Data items
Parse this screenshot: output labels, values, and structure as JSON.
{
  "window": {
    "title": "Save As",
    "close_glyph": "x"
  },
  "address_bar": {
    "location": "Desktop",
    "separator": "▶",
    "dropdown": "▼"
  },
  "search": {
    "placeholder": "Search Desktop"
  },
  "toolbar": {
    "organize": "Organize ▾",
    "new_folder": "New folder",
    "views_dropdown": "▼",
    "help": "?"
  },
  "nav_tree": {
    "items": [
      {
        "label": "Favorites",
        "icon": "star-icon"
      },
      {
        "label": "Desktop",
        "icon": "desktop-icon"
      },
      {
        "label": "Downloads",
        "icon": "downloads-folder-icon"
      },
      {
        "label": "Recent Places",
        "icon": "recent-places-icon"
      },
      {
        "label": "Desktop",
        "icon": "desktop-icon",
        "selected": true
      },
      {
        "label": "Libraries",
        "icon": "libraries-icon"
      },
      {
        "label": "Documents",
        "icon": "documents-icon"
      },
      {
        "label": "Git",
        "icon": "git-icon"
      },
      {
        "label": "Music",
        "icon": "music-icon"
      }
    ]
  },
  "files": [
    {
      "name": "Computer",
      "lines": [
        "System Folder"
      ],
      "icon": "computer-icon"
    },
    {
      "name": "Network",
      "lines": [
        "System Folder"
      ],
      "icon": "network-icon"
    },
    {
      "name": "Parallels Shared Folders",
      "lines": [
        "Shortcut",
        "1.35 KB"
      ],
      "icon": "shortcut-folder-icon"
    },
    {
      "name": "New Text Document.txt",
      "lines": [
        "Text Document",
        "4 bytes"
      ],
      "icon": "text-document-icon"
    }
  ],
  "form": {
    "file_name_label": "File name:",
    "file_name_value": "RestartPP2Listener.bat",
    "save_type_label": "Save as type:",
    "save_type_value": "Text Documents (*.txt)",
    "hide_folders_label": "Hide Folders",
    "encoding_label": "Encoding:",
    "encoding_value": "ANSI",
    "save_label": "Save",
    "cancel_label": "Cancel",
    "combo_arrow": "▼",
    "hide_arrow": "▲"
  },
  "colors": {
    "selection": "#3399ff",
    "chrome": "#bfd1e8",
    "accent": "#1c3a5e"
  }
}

--

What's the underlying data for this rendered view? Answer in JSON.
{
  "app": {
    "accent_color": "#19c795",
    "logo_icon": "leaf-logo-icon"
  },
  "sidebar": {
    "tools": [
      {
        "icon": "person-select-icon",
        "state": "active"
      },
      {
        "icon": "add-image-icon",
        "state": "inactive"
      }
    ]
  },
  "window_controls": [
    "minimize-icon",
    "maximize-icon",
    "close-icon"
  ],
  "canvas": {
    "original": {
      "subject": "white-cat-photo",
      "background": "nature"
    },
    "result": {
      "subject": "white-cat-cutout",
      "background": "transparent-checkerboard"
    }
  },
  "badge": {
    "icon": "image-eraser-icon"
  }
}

...

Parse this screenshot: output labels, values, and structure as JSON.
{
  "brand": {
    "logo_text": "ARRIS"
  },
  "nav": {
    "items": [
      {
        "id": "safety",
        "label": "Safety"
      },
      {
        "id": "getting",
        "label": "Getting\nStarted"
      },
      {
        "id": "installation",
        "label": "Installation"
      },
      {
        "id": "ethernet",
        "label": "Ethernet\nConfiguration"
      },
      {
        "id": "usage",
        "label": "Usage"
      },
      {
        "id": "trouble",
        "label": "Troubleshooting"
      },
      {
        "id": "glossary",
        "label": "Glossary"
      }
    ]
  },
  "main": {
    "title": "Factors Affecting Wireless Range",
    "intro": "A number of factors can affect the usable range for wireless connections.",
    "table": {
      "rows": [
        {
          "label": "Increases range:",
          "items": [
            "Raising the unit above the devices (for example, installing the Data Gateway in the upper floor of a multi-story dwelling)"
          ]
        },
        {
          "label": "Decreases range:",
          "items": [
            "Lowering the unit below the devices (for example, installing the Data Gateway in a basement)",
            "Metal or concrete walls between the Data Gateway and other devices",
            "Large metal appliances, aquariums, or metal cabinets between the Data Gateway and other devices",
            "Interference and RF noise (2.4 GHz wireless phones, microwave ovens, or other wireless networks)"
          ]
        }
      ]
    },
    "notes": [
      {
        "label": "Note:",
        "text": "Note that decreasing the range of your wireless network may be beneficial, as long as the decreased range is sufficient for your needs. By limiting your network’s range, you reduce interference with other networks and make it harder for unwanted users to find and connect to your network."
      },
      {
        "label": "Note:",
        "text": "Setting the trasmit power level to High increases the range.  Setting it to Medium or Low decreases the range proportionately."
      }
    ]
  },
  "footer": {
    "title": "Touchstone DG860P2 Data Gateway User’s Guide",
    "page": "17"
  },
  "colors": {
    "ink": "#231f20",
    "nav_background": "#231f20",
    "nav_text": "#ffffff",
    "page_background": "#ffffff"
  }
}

=== Set exercise ===
Make a list of all lines in the data that contain "title".

=== Problem solution ===
    "title": "Save As",
    "title": "Factors Affecting Wireless Range",
    "title": "Touchstone DG860P2 Data Gateway User’s Guide",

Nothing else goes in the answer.